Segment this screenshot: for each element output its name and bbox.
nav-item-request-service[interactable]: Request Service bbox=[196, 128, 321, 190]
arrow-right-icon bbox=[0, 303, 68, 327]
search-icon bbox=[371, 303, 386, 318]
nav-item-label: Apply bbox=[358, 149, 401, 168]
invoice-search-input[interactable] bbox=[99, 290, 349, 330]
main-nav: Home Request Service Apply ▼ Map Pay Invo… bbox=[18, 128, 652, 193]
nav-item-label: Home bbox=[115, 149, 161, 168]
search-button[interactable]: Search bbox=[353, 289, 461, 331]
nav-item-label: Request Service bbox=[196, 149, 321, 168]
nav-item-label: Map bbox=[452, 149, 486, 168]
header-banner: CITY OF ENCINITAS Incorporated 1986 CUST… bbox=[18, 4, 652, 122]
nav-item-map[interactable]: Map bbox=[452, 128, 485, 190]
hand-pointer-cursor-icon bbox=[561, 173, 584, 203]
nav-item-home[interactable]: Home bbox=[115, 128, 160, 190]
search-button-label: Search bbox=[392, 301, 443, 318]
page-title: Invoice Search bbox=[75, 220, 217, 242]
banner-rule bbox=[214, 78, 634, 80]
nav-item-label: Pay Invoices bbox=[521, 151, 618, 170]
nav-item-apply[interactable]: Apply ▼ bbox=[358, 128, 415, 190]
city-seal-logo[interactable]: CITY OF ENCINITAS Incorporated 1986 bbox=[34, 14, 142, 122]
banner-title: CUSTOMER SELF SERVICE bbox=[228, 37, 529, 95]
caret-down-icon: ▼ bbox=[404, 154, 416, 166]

══════════════════════════════

Rewrite all of the records above, replacing each occurrence of "nav-item-label" with "menu-link-text" and leaving everything else untouched.

# RESPONSE TO THE EXERCISE:
Segment this screenshot: for each element output its name and bbox.
nav-item-request-service[interactable]: Request Service bbox=[196, 128, 321, 190]
arrow-right-icon bbox=[0, 303, 68, 327]
search-icon bbox=[371, 303, 386, 318]
menu-link-text: Apply bbox=[358, 149, 401, 168]
invoice-search-input[interactable] bbox=[99, 290, 349, 330]
main-nav: Home Request Service Apply ▼ Map Pay Invo… bbox=[18, 128, 652, 193]
menu-link-text: Home bbox=[115, 149, 161, 168]
search-button[interactable]: Search bbox=[353, 289, 461, 331]
menu-link-text: Request Service bbox=[196, 149, 321, 168]
menu-link-text: Map bbox=[452, 149, 486, 168]
header-banner: CITY OF ENCINITAS Incorporated 1986 CUST… bbox=[18, 4, 652, 122]
nav-item-map[interactable]: Map bbox=[452, 128, 485, 190]
hand-pointer-cursor-icon bbox=[561, 173, 584, 203]
nav-item-home[interactable]: Home bbox=[115, 128, 160, 190]
search-button-label: Search bbox=[392, 301, 443, 318]
page-title: Invoice Search bbox=[75, 220, 217, 242]
banner-rule bbox=[214, 78, 634, 80]
menu-link-text: Pay Invoices bbox=[521, 151, 618, 170]
nav-item-apply[interactable]: Apply ▼ bbox=[358, 128, 415, 190]
city-seal-logo[interactable]: CITY OF ENCINITAS Incorporated 1986 bbox=[34, 14, 142, 122]
banner-title: CUSTOMER SELF SERVICE bbox=[228, 37, 529, 95]
caret-down-icon: ▼ bbox=[404, 154, 416, 166]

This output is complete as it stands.